Source records:
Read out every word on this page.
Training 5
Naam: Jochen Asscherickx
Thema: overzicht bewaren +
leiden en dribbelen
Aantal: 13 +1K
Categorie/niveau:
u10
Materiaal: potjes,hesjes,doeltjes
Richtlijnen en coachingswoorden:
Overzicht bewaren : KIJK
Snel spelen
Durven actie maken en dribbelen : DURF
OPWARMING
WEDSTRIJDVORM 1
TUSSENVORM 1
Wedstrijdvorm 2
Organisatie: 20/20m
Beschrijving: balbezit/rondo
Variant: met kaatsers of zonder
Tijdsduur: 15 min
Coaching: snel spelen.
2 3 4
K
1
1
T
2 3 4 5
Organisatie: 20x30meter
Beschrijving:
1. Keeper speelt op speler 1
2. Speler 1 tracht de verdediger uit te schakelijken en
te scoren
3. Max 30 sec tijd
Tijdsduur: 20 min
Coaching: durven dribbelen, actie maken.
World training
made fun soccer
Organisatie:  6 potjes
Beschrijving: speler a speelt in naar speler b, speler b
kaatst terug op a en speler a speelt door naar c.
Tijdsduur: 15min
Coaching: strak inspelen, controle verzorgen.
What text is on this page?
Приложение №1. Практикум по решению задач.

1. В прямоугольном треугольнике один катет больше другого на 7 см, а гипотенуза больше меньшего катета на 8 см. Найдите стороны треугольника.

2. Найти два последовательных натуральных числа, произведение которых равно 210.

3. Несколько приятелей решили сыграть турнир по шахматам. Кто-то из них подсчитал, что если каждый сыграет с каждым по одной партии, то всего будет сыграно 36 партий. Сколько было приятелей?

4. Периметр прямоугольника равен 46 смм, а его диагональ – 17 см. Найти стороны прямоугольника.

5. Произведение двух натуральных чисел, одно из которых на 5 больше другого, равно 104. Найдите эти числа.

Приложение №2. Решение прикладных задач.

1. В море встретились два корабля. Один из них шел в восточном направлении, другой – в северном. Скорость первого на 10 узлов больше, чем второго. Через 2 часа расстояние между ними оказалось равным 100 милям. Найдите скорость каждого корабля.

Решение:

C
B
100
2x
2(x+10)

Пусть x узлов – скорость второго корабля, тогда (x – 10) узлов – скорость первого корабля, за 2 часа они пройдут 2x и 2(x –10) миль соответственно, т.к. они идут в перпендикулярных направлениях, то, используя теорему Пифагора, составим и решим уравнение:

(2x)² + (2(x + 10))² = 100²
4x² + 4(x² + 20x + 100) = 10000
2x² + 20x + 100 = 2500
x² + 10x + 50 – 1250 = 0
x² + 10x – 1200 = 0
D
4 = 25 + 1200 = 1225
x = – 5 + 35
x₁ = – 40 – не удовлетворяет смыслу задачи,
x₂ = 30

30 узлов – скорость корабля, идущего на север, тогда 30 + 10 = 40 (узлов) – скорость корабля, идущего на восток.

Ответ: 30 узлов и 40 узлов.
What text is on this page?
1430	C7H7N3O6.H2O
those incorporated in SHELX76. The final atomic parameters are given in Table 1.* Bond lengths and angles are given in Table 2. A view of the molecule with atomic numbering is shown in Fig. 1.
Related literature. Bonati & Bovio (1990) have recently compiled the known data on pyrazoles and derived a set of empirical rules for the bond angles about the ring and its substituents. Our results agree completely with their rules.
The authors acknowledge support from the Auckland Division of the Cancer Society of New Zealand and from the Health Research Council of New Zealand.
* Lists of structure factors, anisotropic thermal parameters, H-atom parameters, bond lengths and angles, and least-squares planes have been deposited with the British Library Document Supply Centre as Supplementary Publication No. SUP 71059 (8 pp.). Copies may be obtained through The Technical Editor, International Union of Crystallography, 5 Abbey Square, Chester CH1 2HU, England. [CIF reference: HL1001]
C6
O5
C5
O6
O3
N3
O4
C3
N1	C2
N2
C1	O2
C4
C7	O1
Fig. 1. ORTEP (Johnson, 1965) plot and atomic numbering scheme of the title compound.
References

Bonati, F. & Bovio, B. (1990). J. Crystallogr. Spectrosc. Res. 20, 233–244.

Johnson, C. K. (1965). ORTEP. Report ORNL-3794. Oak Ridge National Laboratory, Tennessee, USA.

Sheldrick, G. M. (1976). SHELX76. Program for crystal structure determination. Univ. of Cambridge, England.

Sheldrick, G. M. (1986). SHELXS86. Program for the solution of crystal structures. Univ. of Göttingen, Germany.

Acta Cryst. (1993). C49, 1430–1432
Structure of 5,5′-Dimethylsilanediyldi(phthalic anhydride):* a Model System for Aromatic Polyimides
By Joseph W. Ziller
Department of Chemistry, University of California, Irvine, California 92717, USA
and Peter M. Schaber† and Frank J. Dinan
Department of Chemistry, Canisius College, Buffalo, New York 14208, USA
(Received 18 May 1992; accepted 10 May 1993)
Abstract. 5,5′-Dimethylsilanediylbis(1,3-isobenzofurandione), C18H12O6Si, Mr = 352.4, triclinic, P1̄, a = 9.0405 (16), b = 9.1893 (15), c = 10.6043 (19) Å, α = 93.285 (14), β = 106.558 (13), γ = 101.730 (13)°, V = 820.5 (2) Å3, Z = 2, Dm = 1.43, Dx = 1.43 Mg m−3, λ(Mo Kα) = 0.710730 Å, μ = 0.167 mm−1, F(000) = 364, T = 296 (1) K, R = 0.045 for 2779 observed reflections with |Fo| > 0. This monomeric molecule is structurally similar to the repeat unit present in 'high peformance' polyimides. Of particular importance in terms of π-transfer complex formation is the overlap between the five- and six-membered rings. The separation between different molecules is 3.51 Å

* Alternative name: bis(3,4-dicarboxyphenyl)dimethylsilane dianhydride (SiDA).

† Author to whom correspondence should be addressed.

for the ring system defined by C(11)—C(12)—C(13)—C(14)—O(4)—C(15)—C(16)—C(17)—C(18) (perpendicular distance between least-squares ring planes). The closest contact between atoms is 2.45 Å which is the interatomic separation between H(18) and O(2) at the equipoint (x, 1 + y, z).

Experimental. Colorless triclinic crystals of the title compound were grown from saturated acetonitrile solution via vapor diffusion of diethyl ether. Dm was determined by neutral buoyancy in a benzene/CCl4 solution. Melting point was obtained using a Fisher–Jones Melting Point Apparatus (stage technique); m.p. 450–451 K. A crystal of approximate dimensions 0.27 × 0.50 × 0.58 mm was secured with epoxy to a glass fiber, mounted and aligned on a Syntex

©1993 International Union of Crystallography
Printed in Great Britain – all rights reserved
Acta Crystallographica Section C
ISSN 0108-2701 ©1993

To do:
From the preceding material, extract every line exactly.

Exercise result:
Read out every word on this page.
Training 5
Naam: Jochen Asscherickx
Thema: overzicht bewaren +
leiden en dribbelen
Aantal: 13 +1K
Categorie/niveau:
u10
Materiaal: potjes,hesjes,doeltjes
Richtlijnen en coachingswoorden:
Overzicht bewaren : KIJK
Snel spelen
Durven actie maken en dribbelen : DURF
OPWARMING
WEDSTRIJDVORM 1
TUSSENVORM 1
Wedstrijdvorm 2
Organisatie: 20/20m
Beschrijving: balbezit/rondo
Variant: met kaatsers of zonder
Tijdsduur: 15 min
Coaching: snel spelen.
2 3 4
K
1
1
T
2 3 4 5
Organisatie: 20x30meter
Beschrijving:
1. Keeper speelt op speler 1
2. Speler 1 tracht de verdediger uit te schakelijken en
te scoren
3. Max 30 sec tijd
Tijdsduur: 20 min
Coaching: durven dribbelen, actie maken.
World training
made fun soccer
Organisatie:  6 potjes
Beschrijving: speler a speelt in naar speler b, speler b
kaatst terug op a en speler a speelt door naar c.
Tijdsduur: 15min
Coaching: strak inspelen, controle verzorgen.
What text is on this page?
Приложение №1. Практикум по решению задач.

1. В прямоугольном треугольнике один катет больше другого на 7 см, а гипотенуза больше меньшего катета на 8 см. Найдите стороны треугольника.

2. Найти два последовательных натуральных числа, произведение которых равно 210.

3. Несколько приятелей решили сыграть турнир по шахматам. Кто-то из них подсчитал, что если каждый сыграет с каждым по одной партии, то всего будет сыграно 36 партий. Сколько было приятелей?

4. Периметр прямоугольника равен 46 смм, а его диагональ – 17 см. Найти стороны прямоугольника.

5. Произведение двух натуральных чисел, одно из которых на 5 больше другого, равно 104. Найдите эти числа.

Приложение №2. Решение прикладных задач.

1. В море встретились два корабля. Один из них шел в восточном направлении, другой – в северном. Скорость первого на 10 узлов больше, чем второго. Через 2 часа расстояние между ними оказалось равным 100 милям. Найдите скорость каждого корабля.

Решение:

C
B
100
2x
2(x+10)

Пусть x узлов – скорость второго корабля, тогда (x – 10) узлов – скорость первого корабля, за 2 часа они пройдут 2x и 2(x –10) миль соответственно, т.к. они идут в перпендикулярных направлениях, то, используя теорему Пифагора, составим и решим уравнение:

(2x)² + (2(x + 10))² = 100²
4x² + 4(x² + 20x + 100) = 10000
2x² + 20x + 100 = 2500
x² + 10x + 50 – 1250 = 0
x² + 10x – 1200 = 0
D
4 = 25 + 1200 = 1225
x = – 5 + 35
x₁ = – 40 – не удовлетворяет смыслу задачи,
x₂ = 30

30 узлов – скорость корабля, идущего на север, тогда 30 + 10 = 40 (узлов) – скорость корабля, идущего на восток.

Ответ: 30 узлов и 40 узлов.
What text is on this page?
1430	C7H7N3O6.H2O
those incorporated in SHELX76. The final atomic parameters are given in Table 1.* Bond lengths and angles are given in Table 2. A view of the molecule with atomic numbering is shown in Fig. 1.
Related literature. Bonati & Bovio (1990) have recently compiled the known data on pyrazoles and derived a set of empirical rules for the bond angles about the ring and its substituents. Our results agree completely with their rules.
The authors acknowledge support from the Auckland Division of the Cancer Society of New Zealand and from the Health Research Council of New Zealand.
* Lists of structure factors, anisotropic thermal parameters, H-atom parameters, bond lengths and angles, and least-squares planes have been deposited with the British Library Document Supply Centre as Supplementary Publication No. SUP 71059 (8 pp.). Copies may be obtained through The Technical Editor, International Union of Crystallography, 5 Abbey Square, Chester CH1 2HU, England. [CIF reference: HL1001]
C6
O5
C5
O6
O3
N3
O4
C3
N1	C2
N2
C1	O2
C4
C7	O1
Fig. 1. ORTEP (Johnson, 1965) plot and atomic numbering scheme of the title compound.
References

Bonati, F. & Bovio, B. (1990). J. Crystallogr. Spectrosc. Res. 20, 233–244.

Johnson, C. K. (1965). ORTEP. Report ORNL-3794. Oak Ridge National Laboratory, Tennessee, USA.

Sheldrick, G. M. (1976). SHELX76. Program for crystal structure determination. Univ. of Cambridge, England.

Sheldrick, G. M. (1986). SHELXS86. Program for the solution of crystal structures. Univ. of Göttingen, Germany.

Acta Cryst. (1993). C49, 1430–1432
Structure of 5,5′-Dimethylsilanediyldi(phthalic anhydride):* a Model System for Aromatic Polyimides
By Joseph W. Ziller
Department of Chemistry, University of California, Irvine, California 92717, USA
and Peter M. Schaber† and Frank J. Dinan
Department of Chemistry, Canisius College, Buffalo, New York 14208, USA
(Received 18 May 1992; accepted 10 May 1993)
Abstract. 5,5′-Dimethylsilanediylbis(1,3-isobenzofurandione), C18H12O6Si, Mr = 352.4, triclinic, P1̄, a = 9.0405 (16), b = 9.1893 (15), c = 10.6043 (19) Å, α = 93.285 (14), β = 106.558 (13), γ = 101.730 (13)°, V = 820.5 (2) Å3, Z = 2, Dm = 1.43, Dx = 1.43 Mg m−3, λ(Mo Kα) = 0.710730 Å, μ = 0.167 mm−1, F(000) = 364, T = 296 (1) K, R = 0.045 for 2779 observed reflections with |Fo| > 0. This monomeric molecule is structurally similar to the repeat unit present in 'high peformance' polyimides. Of particular importance in terms of π-transfer complex formation is the overlap between the five- and six-membered rings. The separation between different molecules is 3.51 Å

* Alternative name: bis(3,4-dicarboxyphenyl)dimethylsilane dianhydride (SiDA).

† Author to whom correspondence should be addressed.

for the ring system defined by C(11)—C(12)—C(13)—C(14)—O(4)—C(15)—C(16)—C(17)—C(18) (perpendicular distance between least-squares ring planes). The closest contact between atoms is 2.45 Å which is the interatomic separation between H(18) and O(2) at the equipoint (x, 1 + y, z).

Experimental. Colorless triclinic crystals of the title compound were grown from saturated acetonitrile solution via vapor diffusion of diethyl ether. Dm was determined by neutral buoyancy in a benzene/CCl4 solution. Melting point was obtained using a Fisher–Jones Melting Point Apparatus (stage technique); m.p. 450–451 K. A crystal of approximate dimensions 0.27 × 0.50 × 0.58 mm was secured with epoxy to a glass fiber, mounted and aligned on a Syntex

©1993 International Union of Crystallography
Printed in Great Britain – all rights reserved
Acta Crystallographica Section C
ISSN 0108-2701 ©1993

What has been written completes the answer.